Copy out each line featuring the string "carga" from the entries beneath.

* start Records for this exercise *

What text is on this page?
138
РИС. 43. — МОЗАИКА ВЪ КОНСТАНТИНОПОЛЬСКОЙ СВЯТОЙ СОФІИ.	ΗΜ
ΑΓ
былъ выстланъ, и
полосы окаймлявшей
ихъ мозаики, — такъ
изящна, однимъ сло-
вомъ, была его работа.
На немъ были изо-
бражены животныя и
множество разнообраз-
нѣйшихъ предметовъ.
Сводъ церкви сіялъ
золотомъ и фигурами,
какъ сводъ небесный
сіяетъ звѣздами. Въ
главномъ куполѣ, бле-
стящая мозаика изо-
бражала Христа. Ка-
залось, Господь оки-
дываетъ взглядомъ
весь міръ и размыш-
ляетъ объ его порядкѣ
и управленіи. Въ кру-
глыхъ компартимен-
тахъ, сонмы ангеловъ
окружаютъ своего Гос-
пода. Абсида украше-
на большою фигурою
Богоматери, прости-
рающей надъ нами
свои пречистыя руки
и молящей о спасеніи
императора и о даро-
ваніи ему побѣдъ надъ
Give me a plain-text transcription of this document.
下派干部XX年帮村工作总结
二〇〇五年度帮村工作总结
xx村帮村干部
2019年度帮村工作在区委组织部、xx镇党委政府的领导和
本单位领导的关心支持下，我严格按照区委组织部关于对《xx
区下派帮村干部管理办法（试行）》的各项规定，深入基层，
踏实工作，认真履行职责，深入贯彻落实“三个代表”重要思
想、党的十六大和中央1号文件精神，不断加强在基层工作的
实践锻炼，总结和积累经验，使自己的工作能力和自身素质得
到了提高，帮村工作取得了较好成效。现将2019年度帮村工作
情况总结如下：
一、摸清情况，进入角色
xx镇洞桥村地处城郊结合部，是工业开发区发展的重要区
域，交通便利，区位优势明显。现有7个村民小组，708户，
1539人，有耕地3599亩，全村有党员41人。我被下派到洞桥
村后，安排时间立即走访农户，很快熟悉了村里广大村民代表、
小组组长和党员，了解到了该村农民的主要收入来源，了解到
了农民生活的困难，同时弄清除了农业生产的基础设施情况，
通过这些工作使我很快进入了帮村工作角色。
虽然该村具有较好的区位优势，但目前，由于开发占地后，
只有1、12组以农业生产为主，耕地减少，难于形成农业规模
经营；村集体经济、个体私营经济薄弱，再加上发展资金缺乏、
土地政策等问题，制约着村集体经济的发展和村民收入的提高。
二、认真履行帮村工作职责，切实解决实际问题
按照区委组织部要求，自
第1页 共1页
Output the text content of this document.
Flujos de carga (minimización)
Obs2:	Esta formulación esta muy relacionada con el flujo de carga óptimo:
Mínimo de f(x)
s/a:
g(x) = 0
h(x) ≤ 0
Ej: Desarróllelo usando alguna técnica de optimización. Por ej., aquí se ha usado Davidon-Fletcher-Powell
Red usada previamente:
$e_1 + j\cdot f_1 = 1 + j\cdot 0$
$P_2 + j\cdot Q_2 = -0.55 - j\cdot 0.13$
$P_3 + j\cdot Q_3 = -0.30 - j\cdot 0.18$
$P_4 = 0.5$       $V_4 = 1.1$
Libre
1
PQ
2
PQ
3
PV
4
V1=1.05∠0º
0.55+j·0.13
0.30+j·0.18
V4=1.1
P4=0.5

* end Records for this exercise *

- _Written response_:
Flujos de carga (minimización)
Obs2:	Esta formulación esta muy relacionada con el flujo de carga óptimo:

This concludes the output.